-- Start of Rows --

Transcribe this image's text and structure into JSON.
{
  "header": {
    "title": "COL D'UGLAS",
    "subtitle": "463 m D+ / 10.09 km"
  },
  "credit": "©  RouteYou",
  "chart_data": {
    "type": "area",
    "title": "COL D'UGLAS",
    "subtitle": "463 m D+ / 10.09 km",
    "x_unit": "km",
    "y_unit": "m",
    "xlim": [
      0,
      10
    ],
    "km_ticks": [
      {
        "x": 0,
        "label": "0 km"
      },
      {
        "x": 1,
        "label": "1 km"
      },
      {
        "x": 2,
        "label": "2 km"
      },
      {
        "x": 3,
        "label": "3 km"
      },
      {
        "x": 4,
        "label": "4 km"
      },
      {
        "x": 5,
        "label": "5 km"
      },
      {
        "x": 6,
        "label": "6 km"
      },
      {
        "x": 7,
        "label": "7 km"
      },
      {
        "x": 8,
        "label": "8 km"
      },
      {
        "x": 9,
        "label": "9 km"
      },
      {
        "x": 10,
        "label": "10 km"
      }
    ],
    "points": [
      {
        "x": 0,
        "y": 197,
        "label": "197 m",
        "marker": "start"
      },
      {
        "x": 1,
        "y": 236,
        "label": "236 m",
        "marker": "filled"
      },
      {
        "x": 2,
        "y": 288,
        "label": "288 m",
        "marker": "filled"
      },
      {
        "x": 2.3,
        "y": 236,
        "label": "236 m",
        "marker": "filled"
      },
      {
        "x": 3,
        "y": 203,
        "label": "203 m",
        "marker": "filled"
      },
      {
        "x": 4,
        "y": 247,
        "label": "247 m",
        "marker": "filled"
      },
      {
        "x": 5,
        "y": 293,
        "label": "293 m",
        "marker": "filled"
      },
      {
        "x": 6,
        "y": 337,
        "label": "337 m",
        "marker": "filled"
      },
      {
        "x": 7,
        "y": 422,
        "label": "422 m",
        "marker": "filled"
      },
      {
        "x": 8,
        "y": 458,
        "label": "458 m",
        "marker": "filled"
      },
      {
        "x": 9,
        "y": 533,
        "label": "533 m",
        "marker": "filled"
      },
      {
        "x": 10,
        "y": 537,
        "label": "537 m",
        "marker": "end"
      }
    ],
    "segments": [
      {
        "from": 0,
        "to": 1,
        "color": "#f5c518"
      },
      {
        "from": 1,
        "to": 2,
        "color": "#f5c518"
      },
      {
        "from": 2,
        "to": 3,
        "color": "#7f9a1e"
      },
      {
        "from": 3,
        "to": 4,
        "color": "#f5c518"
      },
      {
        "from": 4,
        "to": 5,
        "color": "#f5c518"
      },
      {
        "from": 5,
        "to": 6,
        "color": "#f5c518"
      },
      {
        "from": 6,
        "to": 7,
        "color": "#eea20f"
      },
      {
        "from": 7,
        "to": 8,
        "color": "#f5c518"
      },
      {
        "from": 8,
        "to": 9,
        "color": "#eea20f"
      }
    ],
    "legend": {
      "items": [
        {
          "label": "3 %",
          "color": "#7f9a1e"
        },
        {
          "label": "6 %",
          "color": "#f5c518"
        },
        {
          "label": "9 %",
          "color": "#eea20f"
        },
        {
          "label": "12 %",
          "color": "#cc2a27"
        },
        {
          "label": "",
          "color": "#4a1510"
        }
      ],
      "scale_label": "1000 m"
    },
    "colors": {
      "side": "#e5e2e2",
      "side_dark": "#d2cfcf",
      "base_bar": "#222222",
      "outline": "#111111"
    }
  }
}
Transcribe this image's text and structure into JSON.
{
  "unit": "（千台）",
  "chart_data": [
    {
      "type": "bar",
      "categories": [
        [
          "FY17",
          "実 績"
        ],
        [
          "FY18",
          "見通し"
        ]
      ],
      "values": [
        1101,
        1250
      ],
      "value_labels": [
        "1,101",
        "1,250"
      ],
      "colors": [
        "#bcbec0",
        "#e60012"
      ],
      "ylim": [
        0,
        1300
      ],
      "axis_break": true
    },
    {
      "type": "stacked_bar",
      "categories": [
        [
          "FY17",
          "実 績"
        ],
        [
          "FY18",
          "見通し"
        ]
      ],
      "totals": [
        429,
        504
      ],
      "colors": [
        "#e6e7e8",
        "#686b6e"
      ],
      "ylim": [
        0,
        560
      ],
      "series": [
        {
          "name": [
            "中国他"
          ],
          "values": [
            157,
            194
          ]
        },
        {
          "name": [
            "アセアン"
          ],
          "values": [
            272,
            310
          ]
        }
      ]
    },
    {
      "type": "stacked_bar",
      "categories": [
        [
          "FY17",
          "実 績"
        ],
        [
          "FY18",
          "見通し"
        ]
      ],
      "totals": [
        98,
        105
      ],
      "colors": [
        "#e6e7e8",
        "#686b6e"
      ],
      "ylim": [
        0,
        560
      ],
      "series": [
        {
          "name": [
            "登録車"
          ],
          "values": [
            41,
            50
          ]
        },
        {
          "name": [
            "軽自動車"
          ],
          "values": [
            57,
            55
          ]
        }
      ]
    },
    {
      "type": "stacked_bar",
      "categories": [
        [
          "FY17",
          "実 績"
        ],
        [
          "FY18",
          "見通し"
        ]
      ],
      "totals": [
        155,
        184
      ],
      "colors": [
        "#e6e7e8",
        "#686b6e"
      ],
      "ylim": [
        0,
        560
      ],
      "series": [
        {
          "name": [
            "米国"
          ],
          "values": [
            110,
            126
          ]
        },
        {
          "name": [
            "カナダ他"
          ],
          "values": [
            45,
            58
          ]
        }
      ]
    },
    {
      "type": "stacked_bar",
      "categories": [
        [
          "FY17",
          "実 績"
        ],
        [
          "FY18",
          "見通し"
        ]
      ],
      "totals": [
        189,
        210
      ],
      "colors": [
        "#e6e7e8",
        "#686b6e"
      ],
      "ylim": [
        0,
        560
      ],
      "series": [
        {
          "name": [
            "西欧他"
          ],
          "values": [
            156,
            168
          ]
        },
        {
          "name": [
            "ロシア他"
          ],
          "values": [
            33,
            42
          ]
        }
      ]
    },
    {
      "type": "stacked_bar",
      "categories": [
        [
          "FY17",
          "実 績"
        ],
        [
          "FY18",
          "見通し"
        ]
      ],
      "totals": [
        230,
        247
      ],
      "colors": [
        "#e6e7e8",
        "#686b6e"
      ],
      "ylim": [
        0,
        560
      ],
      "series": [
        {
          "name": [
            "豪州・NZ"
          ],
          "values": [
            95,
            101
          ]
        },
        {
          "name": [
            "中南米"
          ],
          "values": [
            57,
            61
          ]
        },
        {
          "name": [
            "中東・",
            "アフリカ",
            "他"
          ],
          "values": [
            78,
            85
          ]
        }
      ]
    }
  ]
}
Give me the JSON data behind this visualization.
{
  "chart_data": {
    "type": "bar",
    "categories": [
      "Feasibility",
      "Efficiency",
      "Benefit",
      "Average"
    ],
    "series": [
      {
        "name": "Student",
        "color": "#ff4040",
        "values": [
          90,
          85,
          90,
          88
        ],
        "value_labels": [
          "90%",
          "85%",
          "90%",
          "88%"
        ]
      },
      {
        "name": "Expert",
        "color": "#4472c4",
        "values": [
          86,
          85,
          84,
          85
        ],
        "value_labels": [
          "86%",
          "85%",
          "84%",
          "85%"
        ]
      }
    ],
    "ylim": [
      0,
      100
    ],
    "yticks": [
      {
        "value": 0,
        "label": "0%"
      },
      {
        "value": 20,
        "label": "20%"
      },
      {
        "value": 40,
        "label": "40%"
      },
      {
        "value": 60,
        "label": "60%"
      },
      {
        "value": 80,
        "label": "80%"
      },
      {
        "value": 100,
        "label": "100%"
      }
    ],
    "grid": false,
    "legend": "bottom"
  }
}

-- End of Rows --

- **Work instructions**
All of the records must be retyped exactly as they are.

- **Output below**
Transcribe this image's text and structure into JSON.
{
  "header": {
    "title": "COL D'UGLAS",
    "subtitle": "463 m D+ / 10.09 km"
  },
  "credit": "©  RouteYou",
  "chart_data": {
    "type": "area",
    "title": "COL D'UGLAS",
    "subtitle": "463 m D+ / 10.09 km",
    "x_unit": "km",
    "y_unit": "m",
    "xlim": [
      0,
      10
    ],
    "km_ticks": [
      {
        "x": 0,
        "label": "0 km"
      },
      {
        "x": 1,
        "label": "1 km"
      },
      {
        "x": 2,
        "label": "2 km"
      },
      {
        "x": 3,
        "label": "3 km"
      },
      {
        "x": 4,
        "label": "4 km"
      },
      {
        "x": 5,
        "label": "5 km"
      },
      {
        "x": 6,
        "label": "6 km"
      },
      {
        "x": 7,
        "label": "7 km"
      },
      {
        "x": 8,
        "label": "8 km"
      },
      {
        "x": 9,
        "label": "9 km"
      },
      {
        "x": 10,
        "label": "10 km"
      }
    ],
    "points": [
      {
        "x": 0,
        "y": 197,
        "label": "197 m",
        "marker": "start"
      },
      {
        "x": 1,
        "y": 236,
        "label": "236 m",
        "marker": "filled"
      },
      {
        "x": 2,
        "y": 288,
        "label": "288 m",
        "marker": "filled"
      },
      {
        "x": 2.3,
        "y": 236,
        "label": "236 m",
        "marker": "filled"
      },
      {
        "x": 3,
        "y": 203,
        "label": "203 m",
        "marker": "filled"
      },
      {
        "x": 4,
        "y": 247,
        "label": "247 m",
        "marker": "filled"
      },
      {
        "x": 5,
        "y": 293,
        "label": "293 m",
        "marker": "filled"
      },
      {
        "x": 6,
        "y": 337,
        "label": "337 m",
        "marker": "filled"
      },
      {
        "x": 7,
        "y": 422,
        "label": "422 m",
        "marker": "filled"
      },
      {
        "x": 8,
        "y": 458,
        "label": "458 m",
        "marker": "filled"
      },
      {
        "x": 9,
        "y": 533,
        "label": "533 m",
        "marker": "filled"
      },
      {
        "x": 10,
        "y": 537,
        "label": "537 m",
        "marker": "end"
      }
    ],
    "segments": [
      {
        "from": 0,
        "to": 1,
        "color": "#f5c518"
      },
      {
        "from": 1,
        "to": 2,
        "color": "#f5c518"
      },
      {
        "from": 2,
        "to": 3,
        "color": "#7f9a1e"
      },
      {
        "from": 3,
        "to": 4,
        "color": "#f5c518"
      },
      {
        "from": 4,
        "to": 5,
        "color": "#f5c518"
      },
      {
        "from": 5,
        "to": 6,
        "color": "#f5c518"
      },
      {
        "from": 6,
        "to": 7,
        "color": "#eea20f"
      },
      {
        "from": 7,
        "to": 8,
        "color": "#f5c518"
      },
      {
        "from": 8,
        "to": 9,
        "color": "#eea20f"
      }
    ],
    "legend": {
      "items": [
        {
          "label": "3 %",
          "color": "#7f9a1e"
        },
        {
          "label": "6 %",
          "color": "#f5c518"
        },
        {
          "label": "9 %",
          "color": "#eea20f"
        },
        {
          "label": "12 %",
          "color": "#cc2a27"
        },
        {
          "label": "",
          "color": "#4a1510"
        }
      ],
      "scale_label": "1000 m"
    },
    "colors": {
      "side": "#e5e2e2",
      "side_dark": "#d2cfcf",
      "base_bar": "#222222",
      "outline": "#111111"
    }
  }
}
Transcribe this image's text and structure into JSON.
{
  "unit": "（千台）",
  "chart_data": [
    {
      "type": "bar",
      "categories": [
        [
          "FY17",
          "実 績"
        ],
        [
          "FY18",
          "見通し"
        ]
      ],
      "values": [
        1101,
        1250
      ],
      "value_labels": [
        "1,101",
        "1,250"
      ],
      "colors": [
        "#bcbec0",
        "#e60012"
      ],
      "ylim": [
        0,
        1300
      ],
      "axis_break": true
    },
    {
      "type": "stacked_bar",
      "categories": [
        [
          "FY17",
          "実 績"
        ],
        [
          "FY18",
          "見通し"
        ]
      ],
      "totals": [
        429,
        504
      ],
      "colors": [
        "#e6e7e8",
        "#686b6e"
      ],
      "ylim": [
        0,
        560
      ],
      "series": [
        {
          "name": [
            "中国他"
          ],
          "values": [
            157,
            194
          ]
        },
        {
          "name": [
            "アセアン"
          ],
          "values": [
            272,
            310
          ]
        }
      ]
    },
    {
      "type": "stacked_bar",
      "categories": [
        [
          "FY17",
          "実 績"
        ],
        [
          "FY18",
          "見通し"
        ]
      ],
      "totals": [
        98,
        105
      ],
      "colors": [
        "#e6e7e8",
        "#686b6e"
      ],
      "ylim": [
        0,
        560
      ],
      "series": [
        {
          "name": [
            "登録車"
          ],
          "values": [
            41,
            50
          ]
        },
        {
          "name": [
            "軽自動車"
          ],
          "values": [
            57,
            55
          ]
        }
      ]
    },
    {
      "type": "stacked_bar",
      "categories": [
        [
          "FY17",
          "実 績"
        ],
        [
          "FY18",
          "見通し"
        ]
      ],
      "totals": [
        155,
        184
      ],
      "colors": [
        "#e6e7e8",
        "#686b6e"
      ],
      "ylim": [
        0,
        560
      ],
      "series": [
        {
          "name": [
            "米国"
          ],
          "values": [
            110,
            126
          ]
        },
        {
          "name": [
            "カナダ他"
          ],
          "values": [
            45,
            58
          ]
        }
      ]
    },
    {
      "type": "stacked_bar",
      "categories": [
        [
          "FY17",
          "実 績"
        ],
        [
          "FY18",
          "見通し"
        ]
      ],
      "totals": [
        189,
        210
      ],
      "colors": [
        "#e6e7e8",
        "#686b6e"
      ],
      "ylim": [
        0,
        560
      ],
      "series": [
        {
          "name": [
            "西欧他"
          ],
          "values": [
            156,
            168
          ]
        },
        {
          "name": [
            "ロシア他"
          ],
          "values": [
            33,
            42
          ]
        }
      ]
    },
    {
      "type": "stacked_bar",
      "categories": [
        [
          "FY17",
          "実 績"
        ],
        [
          "FY18",
          "見通し"
        ]
      ],
      "totals": [
        230,
        247
      ],
      "colors": [
        "#e6e7e8",
        "#686b6e"
      ],
      "ylim": [
        0,
        560
      ],
      "series": [
        {
          "name": [
            "豪州・NZ"
          ],
          "values": [
            95,
            101
          ]
        },
        {
          "name": [
            "中南米"
          ],
          "values": [
            57,
            61
          ]
        },
        {
          "name": [
            "中東・",
            "アフリカ",
            "他"
          ],
          "values": [
            78,
            85
          ]
        }
      ]
    }
  ]
}
Give me the JSON data behind this visualization.
{
  "chart_data": {
    "type": "bar",
    "categories": [
      "Feasibility",
      "Efficiency",
      "Benefit",
      "Average"
    ],
    "series": [
      {
        "name": "Student",
        "color": "#ff4040",
        "values": [
          90,
          85,
          90,
          88
        ],
        "value_labels": [
          "90%",
          "85%",
          "90%",
          "88%"
        ]
      },
      {
        "name": "Expert",
        "color": "#4472c4",
        "values": [
          86,
          85,
          84,
          85
        ],
        "value_labels": [
          "86%",
          "85%",
          "84%",
          "85%"
        ]
      }
    ],
    "ylim": [
      0,
      100
    ],
    "yticks": [
      {
        "value": 0,
        "label": "0%"
      },
      {
        "value": 20,
        "label": "20%"
      },
      {
        "value": 40,
        "label": "40%"
      },
      {
        "value": 60,
        "label": "60%"
      },
      {
        "value": 80,
        "label": "80%"
      },
      {
        "value": 100,
        "label": "100%"
      }
    ],
    "grid": false,
    "legend": "bottom"
  }
}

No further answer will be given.